── DATASET ROWS ──

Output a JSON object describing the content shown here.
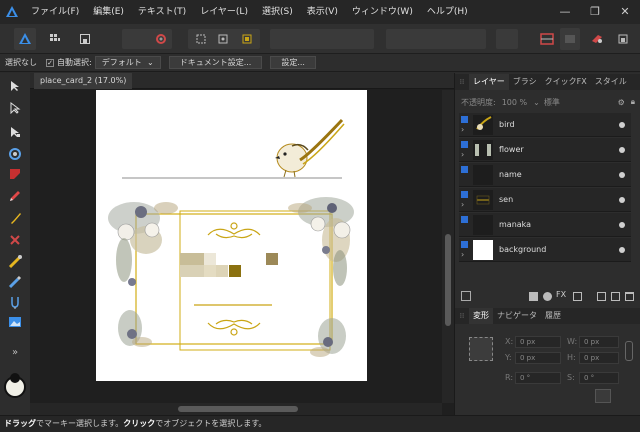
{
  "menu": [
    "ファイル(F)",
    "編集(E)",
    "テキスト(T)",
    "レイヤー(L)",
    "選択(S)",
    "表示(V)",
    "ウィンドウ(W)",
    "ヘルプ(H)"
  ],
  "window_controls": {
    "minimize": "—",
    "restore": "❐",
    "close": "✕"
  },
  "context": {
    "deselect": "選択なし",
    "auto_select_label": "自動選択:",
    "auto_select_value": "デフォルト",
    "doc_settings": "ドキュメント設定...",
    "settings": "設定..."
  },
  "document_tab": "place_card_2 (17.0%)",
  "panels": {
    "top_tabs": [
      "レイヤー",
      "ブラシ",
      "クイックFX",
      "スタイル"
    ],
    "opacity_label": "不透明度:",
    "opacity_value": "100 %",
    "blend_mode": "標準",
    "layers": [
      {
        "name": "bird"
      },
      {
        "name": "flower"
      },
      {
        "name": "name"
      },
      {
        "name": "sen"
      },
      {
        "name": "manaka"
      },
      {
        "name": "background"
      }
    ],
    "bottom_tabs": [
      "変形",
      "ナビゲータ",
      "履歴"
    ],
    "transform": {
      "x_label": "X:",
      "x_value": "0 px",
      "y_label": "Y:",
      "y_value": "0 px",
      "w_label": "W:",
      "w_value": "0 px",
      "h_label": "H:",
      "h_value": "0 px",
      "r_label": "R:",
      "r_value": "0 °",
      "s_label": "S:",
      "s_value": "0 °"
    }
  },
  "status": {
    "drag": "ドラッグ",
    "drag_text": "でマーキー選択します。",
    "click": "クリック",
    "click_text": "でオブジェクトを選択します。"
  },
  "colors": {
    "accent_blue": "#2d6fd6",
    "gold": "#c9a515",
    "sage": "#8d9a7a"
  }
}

───

WRITTEN EXERCISE: Every entry must be written out exactly, with all pictures left out.

SOLUTION TO THE EXERCISE:
Output a JSON object describing the content shown here.
{
  "menu": [
    "ファイル(F)",
    "編集(E)",
    "テキスト(T)",
    "レイヤー(L)",
    "選択(S)",
    "表示(V)",
    "ウィンドウ(W)",
    "ヘルプ(H)"
  ],
  "window_controls": {
    "minimize": "—",
    "restore": "❐",
    "close": "✕"
  },
  "context": {
    "deselect": "選択なし",
    "auto_select_label": "自動選択:",
    "auto_select_value": "デフォルト",
    "doc_settings": "ドキュメント設定...",
    "settings": "設定..."
  },
  "document_tab": "place_card_2 (17.0%)",
  "panels": {
    "top_tabs": [
      "レイヤー",
      "ブラシ",
      "クイックFX",
      "スタイル"
    ],
    "opacity_label": "不透明度:",
    "opacity_value": "100 %",
    "blend_mode": "標準",
    "layers": [
      {
        "name": "bird"
      },
      {
        "name": "flower"
      },
      {
        "name": "name"
      },
      {
        "name": "sen"
      },
      {
        "name": "manaka"
      },
      {
        "name": "background"
      }
    ],
    "bottom_tabs": [
      "変形",
      "ナビゲータ",
      "履歴"
    ],
    "transform": {
      "x_label": "X:",
      "x_value": "0 px",
      "y_label": "Y:",
      "y_value": "0 px",
      "w_label": "W:",
      "w_value": "0 px",
      "h_label": "H:",
      "h_value": "0 px",
      "r_label": "R:",
      "r_value": "0 °",
      "s_label": "S:",
      "s_value": "0 °"
    }
  },
  "status": {
    "drag": "ドラッグ",
    "drag_text": "でマーキー選択します。",
    "click": "クリック",
    "click_text": "でオブジェクトを選択します。"
  },
  "colors": {
    "accent_blue": "#2d6fd6",
    "gold": "#c9a515",
    "sage": "#8d9a7a"
  }
}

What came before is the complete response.